— start GIVEN RECORDS —

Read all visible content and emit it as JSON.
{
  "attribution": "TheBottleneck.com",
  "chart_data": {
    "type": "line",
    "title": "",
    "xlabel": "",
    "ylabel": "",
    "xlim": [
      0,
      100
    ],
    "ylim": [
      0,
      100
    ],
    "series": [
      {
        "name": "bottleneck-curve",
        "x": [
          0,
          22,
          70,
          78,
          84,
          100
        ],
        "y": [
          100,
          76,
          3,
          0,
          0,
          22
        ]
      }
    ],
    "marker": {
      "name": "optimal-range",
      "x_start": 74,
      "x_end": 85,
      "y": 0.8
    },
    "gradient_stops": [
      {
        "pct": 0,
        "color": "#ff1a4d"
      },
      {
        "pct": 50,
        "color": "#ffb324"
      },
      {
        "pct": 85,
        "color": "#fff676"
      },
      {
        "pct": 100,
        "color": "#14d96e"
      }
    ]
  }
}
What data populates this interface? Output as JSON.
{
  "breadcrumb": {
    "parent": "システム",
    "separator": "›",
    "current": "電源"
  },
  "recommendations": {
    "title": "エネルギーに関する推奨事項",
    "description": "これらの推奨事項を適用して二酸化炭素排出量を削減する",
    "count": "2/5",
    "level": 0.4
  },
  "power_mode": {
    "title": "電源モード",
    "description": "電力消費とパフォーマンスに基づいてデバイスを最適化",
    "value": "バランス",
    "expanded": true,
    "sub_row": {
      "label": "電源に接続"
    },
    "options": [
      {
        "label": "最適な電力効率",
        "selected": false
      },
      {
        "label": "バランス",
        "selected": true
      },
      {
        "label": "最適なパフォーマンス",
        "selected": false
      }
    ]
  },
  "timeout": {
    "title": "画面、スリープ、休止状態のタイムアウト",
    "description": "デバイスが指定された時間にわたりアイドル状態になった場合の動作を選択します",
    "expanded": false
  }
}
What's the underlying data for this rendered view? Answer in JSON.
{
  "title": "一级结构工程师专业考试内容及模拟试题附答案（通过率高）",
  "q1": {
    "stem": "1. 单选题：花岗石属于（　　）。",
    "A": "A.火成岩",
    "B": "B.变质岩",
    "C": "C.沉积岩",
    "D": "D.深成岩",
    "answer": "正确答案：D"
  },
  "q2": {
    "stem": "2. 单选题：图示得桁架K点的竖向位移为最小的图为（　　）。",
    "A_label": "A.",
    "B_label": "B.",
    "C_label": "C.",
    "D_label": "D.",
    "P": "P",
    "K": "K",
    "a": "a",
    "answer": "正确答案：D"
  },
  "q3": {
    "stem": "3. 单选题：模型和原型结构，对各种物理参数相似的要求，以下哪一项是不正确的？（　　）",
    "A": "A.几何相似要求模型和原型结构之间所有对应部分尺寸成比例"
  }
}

— end GIVEN RECORDS —

Print the material above once more, exactly.

Read all visible content and emit it as JSON.
{
  "attribution": "TheBottleneck.com",
  "chart_data": {
    "type": "line",
    "title": "",
    "xlabel": "",
    "ylabel": "",
    "xlim": [
      0,
      100
    ],
    "ylim": [
      0,
      100
    ],
    "series": [
      {
        "name": "bottleneck-curve",
        "x": [
          0,
          22,
          70,
          78,
          84,
          100
        ],
        "y": [
          100,
          76,
          3,
          0,
          0,
          22
        ]
      }
    ],
    "marker": {
      "name": "optimal-range",
      "x_start": 74,
      "x_end": 85,
      "y": 0.8
    },
    "gradient_stops": [
      {
        "pct": 0,
        "color": "#ff1a4d"
      },
      {
        "pct": 50,
        "color": "#ffb324"
      },
      {
        "pct": 85,
        "color": "#fff676"
      },
      {
        "pct": 100,
        "color": "#14d96e"
      }
    ]
  }
}
What data populates this interface? Output as JSON.
{
  "breadcrumb": {
    "parent": "システム",
    "separator": "›",
    "current": "電源"
  },
  "recommendations": {
    "title": "エネルギーに関する推奨事項",
    "description": "これらの推奨事項を適用して二酸化炭素排出量を削減する",
    "count": "2/5",
    "level": 0.4
  },
  "power_mode": {
    "title": "電源モード",
    "description": "電力消費とパフォーマンスに基づいてデバイスを最適化",
    "value": "バランス",
    "expanded": true,
    "sub_row": {
      "label": "電源に接続"
    },
    "options": [
      {
        "label": "最適な電力効率",
        "selected": false
      },
      {
        "label": "バランス",
        "selected": true
      },
      {
        "label": "最適なパフォーマンス",
        "selected": false
      }
    ]
  },
  "timeout": {
    "title": "画面、スリープ、休止状態のタイムアウト",
    "description": "デバイスが指定された時間にわたりアイドル状態になった場合の動作を選択します",
    "expanded": false
  }
}
What's the underlying data for this rendered view? Answer in JSON.
{
  "title": "一级结构工程师专业考试内容及模拟试题附答案（通过率高）",
  "q1": {
    "stem": "1. 单选题：花岗石属于（　　）。",
    "A": "A.火成岩",
    "B": "B.变质岩",
    "C": "C.沉积岩",
    "D": "D.深成岩",
    "answer": "正确答案：D"
  },
  "q2": {
    "stem": "2. 单选题：图示得桁架K点的竖向位移为最小的图为（　　）。",
    "A_label": "A.",
    "B_label": "B.",
    "C_label": "C.",
    "D_label": "D.",
    "P": "P",
    "K": "K",
    "a": "a",
    "answer": "正确答案：D"
  },
  "q3": {
    "stem": "3. 单选题：模型和原型结构，对各种物理参数相似的要求，以下哪一项是不正确的？（　　）",
    "A": "A.几何相似要求模型和原型结构之间所有对应部分尺寸成比例"
  }
}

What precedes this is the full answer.